**To be done**
Copy each line in which the string "Предусмотрена" occurs.

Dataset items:
══════════════════════════════
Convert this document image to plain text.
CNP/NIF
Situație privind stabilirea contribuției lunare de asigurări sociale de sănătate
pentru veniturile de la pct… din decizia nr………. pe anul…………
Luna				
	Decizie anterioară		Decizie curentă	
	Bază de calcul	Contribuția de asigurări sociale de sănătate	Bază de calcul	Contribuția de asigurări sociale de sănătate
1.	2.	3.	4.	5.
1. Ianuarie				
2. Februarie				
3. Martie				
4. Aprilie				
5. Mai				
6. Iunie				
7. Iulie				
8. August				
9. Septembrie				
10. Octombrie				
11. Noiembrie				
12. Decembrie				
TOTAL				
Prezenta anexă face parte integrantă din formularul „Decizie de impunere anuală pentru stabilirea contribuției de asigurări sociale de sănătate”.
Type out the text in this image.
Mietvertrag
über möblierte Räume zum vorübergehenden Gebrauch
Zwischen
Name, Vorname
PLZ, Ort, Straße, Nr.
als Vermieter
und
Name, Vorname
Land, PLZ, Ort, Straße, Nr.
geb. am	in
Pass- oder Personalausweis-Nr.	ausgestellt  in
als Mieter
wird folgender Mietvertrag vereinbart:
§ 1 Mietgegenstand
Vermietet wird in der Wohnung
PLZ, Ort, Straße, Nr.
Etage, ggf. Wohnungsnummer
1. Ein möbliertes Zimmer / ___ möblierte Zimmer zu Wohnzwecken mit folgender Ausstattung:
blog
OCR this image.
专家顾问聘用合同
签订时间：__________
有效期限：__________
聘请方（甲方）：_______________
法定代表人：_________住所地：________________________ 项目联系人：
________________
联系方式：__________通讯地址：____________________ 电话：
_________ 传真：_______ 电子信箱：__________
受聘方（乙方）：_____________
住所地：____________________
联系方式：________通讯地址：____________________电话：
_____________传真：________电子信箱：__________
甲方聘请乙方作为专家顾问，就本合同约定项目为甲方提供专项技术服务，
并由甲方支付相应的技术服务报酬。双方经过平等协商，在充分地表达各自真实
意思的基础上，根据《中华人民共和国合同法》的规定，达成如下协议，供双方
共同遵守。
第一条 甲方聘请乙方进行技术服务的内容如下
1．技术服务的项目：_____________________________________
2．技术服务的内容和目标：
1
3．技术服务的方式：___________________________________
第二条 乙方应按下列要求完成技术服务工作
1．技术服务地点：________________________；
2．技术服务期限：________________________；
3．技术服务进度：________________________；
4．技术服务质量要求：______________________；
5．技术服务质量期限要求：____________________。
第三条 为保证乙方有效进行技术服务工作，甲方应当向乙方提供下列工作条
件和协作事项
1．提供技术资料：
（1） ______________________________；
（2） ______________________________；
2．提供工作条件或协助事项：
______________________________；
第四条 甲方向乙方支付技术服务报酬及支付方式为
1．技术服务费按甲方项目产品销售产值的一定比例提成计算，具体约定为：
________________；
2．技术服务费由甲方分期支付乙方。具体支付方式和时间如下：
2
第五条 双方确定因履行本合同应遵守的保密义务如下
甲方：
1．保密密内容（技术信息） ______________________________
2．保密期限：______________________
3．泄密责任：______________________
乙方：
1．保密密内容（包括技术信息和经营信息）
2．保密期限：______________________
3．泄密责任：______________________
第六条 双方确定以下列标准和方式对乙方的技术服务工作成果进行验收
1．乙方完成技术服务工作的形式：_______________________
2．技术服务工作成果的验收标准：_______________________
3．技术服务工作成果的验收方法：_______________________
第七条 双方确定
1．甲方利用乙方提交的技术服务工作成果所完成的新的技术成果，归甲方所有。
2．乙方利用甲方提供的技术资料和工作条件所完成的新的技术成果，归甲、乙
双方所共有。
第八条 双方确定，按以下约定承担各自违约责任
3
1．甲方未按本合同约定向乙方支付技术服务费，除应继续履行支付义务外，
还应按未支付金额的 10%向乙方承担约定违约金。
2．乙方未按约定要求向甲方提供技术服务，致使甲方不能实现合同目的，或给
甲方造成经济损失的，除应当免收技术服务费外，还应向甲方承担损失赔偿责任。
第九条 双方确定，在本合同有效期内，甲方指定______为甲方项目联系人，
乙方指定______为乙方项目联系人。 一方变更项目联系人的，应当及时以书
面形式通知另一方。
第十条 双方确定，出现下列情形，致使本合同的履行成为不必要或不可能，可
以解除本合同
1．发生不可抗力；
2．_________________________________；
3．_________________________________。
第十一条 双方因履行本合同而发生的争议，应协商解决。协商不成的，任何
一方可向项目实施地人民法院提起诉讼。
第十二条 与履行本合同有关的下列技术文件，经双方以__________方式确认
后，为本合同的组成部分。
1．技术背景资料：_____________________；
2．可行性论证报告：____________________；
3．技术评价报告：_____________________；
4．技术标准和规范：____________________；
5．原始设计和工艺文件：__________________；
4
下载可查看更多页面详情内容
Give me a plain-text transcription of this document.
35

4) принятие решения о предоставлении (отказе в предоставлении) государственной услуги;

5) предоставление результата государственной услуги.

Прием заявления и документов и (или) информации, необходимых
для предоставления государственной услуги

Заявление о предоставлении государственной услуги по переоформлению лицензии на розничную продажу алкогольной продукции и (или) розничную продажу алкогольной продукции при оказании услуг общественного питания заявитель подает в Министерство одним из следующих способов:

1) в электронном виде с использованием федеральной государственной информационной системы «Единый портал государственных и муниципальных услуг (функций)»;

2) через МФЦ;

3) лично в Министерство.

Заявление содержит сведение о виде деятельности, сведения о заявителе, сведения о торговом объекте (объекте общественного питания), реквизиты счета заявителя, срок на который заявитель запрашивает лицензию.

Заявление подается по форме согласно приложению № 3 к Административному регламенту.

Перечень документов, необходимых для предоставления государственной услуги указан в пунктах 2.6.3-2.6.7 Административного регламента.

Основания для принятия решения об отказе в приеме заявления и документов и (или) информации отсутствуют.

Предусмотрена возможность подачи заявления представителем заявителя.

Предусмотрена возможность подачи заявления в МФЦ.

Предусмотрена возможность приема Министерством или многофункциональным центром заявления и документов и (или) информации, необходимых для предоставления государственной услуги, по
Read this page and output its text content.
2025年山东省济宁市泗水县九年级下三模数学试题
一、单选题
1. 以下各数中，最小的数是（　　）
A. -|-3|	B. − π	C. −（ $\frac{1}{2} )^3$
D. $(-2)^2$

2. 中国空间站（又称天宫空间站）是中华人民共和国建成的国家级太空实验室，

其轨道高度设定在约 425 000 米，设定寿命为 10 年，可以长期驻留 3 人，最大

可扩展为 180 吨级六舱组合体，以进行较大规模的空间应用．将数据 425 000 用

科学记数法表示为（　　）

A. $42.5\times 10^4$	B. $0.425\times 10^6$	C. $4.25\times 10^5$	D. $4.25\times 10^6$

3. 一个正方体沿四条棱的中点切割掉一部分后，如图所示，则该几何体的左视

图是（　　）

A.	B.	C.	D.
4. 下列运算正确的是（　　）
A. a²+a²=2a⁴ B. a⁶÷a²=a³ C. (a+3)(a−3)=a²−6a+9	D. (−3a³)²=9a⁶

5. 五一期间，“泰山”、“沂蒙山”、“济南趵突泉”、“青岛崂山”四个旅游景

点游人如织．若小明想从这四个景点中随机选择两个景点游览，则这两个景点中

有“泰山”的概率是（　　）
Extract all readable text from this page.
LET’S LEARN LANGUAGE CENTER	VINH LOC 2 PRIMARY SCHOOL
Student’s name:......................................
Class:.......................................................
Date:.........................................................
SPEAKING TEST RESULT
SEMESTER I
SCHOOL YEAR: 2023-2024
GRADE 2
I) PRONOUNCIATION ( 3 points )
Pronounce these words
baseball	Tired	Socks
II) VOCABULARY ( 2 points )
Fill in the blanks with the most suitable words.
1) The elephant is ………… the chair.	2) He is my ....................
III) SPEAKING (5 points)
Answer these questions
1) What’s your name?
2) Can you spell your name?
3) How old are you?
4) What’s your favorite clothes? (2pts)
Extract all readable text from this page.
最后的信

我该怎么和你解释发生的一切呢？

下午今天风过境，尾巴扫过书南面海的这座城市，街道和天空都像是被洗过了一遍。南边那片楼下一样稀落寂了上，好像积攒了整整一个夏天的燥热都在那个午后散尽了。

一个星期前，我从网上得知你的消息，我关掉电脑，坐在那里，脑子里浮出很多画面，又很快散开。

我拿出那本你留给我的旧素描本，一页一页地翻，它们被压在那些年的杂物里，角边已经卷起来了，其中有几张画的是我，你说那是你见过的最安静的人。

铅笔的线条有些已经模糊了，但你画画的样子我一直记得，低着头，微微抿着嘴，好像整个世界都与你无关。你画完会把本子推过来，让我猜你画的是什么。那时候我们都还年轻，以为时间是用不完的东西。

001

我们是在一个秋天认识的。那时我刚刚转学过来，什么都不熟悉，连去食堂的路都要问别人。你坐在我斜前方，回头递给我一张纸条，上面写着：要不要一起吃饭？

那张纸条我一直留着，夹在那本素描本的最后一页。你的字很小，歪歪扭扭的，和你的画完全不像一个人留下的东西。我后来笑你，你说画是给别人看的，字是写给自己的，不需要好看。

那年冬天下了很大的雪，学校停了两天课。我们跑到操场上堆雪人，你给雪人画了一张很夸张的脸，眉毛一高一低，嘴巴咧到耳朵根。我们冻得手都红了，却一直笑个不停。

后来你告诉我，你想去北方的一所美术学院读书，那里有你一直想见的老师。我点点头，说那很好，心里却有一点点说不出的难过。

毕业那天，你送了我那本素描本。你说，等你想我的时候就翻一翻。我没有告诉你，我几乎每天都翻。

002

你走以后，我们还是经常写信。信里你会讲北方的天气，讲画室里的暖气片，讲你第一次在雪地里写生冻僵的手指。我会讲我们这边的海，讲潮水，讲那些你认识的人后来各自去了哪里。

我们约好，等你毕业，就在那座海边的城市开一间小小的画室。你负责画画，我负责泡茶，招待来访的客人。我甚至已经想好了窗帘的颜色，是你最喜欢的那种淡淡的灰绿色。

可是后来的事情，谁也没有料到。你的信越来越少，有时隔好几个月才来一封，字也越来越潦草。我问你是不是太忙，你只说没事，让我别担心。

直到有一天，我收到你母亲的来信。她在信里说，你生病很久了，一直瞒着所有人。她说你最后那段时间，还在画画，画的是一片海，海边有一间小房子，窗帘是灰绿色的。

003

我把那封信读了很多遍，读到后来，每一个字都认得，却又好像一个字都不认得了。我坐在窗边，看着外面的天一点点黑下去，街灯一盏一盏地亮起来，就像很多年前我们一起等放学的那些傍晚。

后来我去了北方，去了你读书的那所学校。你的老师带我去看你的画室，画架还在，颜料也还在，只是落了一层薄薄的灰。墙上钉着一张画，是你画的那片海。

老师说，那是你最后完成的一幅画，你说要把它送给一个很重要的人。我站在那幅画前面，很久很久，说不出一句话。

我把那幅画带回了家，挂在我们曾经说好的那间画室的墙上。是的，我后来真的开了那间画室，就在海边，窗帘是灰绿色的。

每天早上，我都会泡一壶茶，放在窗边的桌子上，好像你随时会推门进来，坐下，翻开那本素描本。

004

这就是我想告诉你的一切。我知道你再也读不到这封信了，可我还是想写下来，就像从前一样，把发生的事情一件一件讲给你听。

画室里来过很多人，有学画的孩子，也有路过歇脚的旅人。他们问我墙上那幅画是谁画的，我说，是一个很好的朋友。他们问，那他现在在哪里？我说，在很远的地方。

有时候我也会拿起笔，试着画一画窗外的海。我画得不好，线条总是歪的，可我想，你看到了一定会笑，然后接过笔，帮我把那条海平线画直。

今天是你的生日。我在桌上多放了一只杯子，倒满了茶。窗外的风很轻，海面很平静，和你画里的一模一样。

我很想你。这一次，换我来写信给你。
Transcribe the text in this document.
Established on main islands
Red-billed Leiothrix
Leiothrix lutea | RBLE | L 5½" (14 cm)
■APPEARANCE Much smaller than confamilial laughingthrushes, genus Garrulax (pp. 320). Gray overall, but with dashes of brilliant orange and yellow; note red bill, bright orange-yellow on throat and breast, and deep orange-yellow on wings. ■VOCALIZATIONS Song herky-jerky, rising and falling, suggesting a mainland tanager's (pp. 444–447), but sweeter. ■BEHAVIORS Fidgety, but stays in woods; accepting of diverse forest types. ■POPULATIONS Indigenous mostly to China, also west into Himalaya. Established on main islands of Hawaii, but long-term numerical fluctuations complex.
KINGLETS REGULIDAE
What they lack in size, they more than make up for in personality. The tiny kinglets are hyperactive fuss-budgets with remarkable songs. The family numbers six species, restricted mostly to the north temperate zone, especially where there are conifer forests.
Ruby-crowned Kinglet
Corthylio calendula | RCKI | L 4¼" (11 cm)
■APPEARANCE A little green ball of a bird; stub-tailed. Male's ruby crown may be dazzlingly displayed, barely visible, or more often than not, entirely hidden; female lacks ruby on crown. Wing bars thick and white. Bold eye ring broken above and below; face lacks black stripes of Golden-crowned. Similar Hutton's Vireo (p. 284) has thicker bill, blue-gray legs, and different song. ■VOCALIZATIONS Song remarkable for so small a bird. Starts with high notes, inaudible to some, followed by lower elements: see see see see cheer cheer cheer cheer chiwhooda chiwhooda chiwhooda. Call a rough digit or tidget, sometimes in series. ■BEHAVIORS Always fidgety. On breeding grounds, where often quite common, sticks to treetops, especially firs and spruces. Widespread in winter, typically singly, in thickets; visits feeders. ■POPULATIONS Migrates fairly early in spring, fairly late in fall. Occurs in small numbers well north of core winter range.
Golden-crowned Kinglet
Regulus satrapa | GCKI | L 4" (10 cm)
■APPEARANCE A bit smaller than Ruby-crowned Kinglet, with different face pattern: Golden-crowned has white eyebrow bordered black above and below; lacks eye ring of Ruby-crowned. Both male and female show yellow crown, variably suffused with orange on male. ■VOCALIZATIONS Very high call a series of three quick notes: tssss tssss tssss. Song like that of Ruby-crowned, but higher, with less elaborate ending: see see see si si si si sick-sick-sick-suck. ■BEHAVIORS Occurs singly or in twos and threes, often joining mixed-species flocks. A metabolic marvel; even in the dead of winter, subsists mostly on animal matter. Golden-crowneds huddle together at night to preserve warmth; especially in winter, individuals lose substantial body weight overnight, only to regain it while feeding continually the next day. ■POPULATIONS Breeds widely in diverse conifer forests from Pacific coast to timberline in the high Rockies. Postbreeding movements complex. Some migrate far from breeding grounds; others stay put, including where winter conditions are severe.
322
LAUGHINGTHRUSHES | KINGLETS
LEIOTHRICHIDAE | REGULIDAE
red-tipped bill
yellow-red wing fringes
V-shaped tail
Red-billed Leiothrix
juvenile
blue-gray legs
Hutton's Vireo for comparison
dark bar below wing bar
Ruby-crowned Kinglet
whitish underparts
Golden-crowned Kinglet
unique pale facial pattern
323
══════════════════════════════
**Solution**
Предусмотрена возможность подачи заявления представителем заявителя.
Предусмотрена возможность подачи заявления в МФЦ.
Предусмотрена возможность приема Министерством или многофункциональным центром заявления и документов и (или) информации, необходимых для предоставления государственной услуги, по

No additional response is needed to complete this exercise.